#### WRITTEN PROBLEM
Without the images, print all the entries below exactly as given.

#### LISTED ENTRIES
_ _ _ _ _ _ _
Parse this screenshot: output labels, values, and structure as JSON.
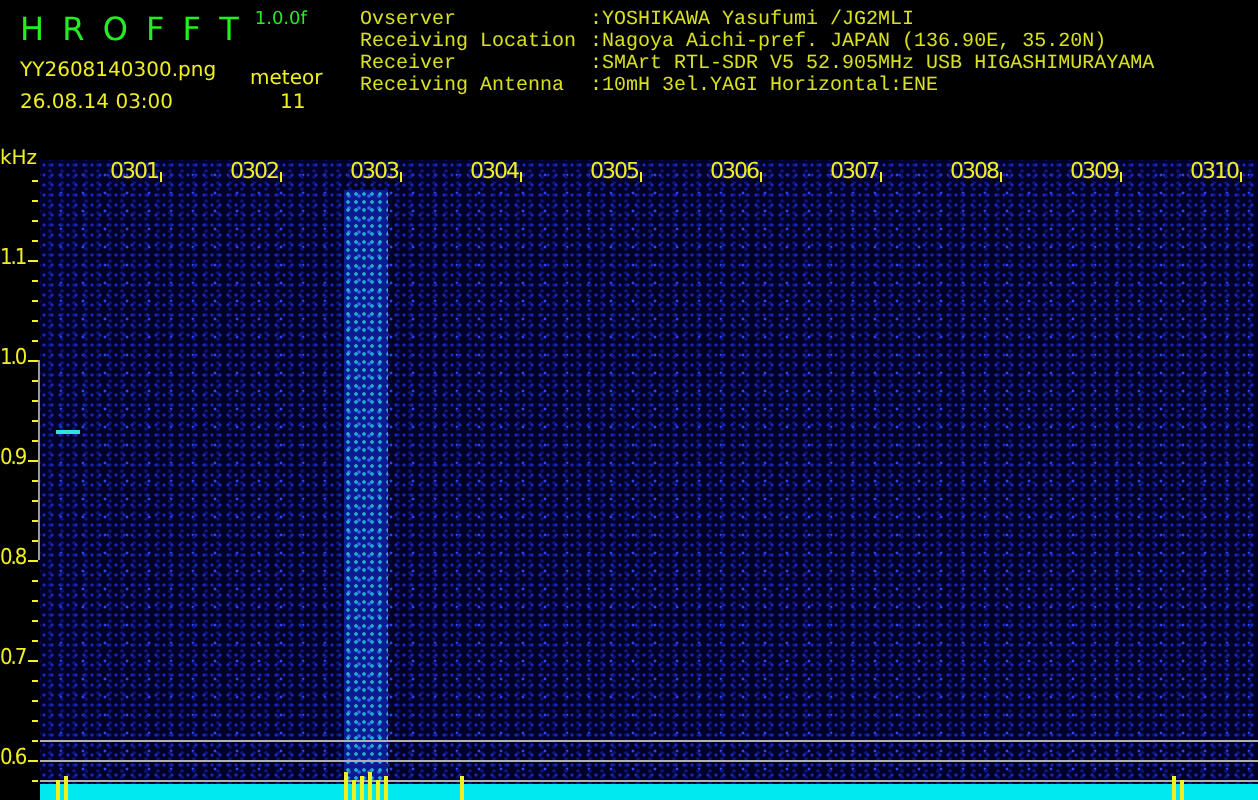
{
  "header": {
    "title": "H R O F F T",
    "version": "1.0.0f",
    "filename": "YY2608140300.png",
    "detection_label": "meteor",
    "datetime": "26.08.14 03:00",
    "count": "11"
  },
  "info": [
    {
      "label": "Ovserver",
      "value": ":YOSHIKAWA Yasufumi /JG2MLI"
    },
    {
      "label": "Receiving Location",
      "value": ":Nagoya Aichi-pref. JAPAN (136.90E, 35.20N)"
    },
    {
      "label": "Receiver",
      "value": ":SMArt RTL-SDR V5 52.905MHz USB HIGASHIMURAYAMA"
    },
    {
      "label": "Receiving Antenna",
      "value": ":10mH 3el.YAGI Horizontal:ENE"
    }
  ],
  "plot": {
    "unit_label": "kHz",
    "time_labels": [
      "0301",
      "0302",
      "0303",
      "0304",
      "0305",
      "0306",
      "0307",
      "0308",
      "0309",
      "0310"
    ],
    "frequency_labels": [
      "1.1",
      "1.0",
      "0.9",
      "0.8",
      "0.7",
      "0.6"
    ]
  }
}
_ _ _ _ _ _ _
#### COMPLETE ANSWER
Parse this screenshot: output labels, values, and structure as JSON.
{
  "header": {
    "title": "H R O F F T",
    "version": "1.0.0f",
    "filename": "YY2608140300.png",
    "detection_label": "meteor",
    "datetime": "26.08.14 03:00",
    "count": "11"
  },
  "info": [
    {
      "label": "Ovserver",
      "value": ":YOSHIKAWA Yasufumi /JG2MLI"
    },
    {
      "label": "Receiving Location",
      "value": ":Nagoya Aichi-pref. JAPAN (136.90E, 35.20N)"
    },
    {
      "label": "Receiver",
      "value": ":SMArt RTL-SDR V5 52.905MHz USB HIGASHIMURAYAMA"
    },
    {
      "label": "Receiving Antenna",
      "value": ":10mH 3el.YAGI Horizontal:ENE"
    }
  ],
  "plot": {
    "unit_label": "kHz",
    "time_labels": [
      "0301",
      "0302",
      "0303",
      "0304",
      "0305",
      "0306",
      "0307",
      "0308",
      "0309",
      "0310"
    ],
    "frequency_labels": [
      "1.1",
      "1.0",
      "0.9",
      "0.8",
      "0.7",
      "0.6"
    ]
  }
}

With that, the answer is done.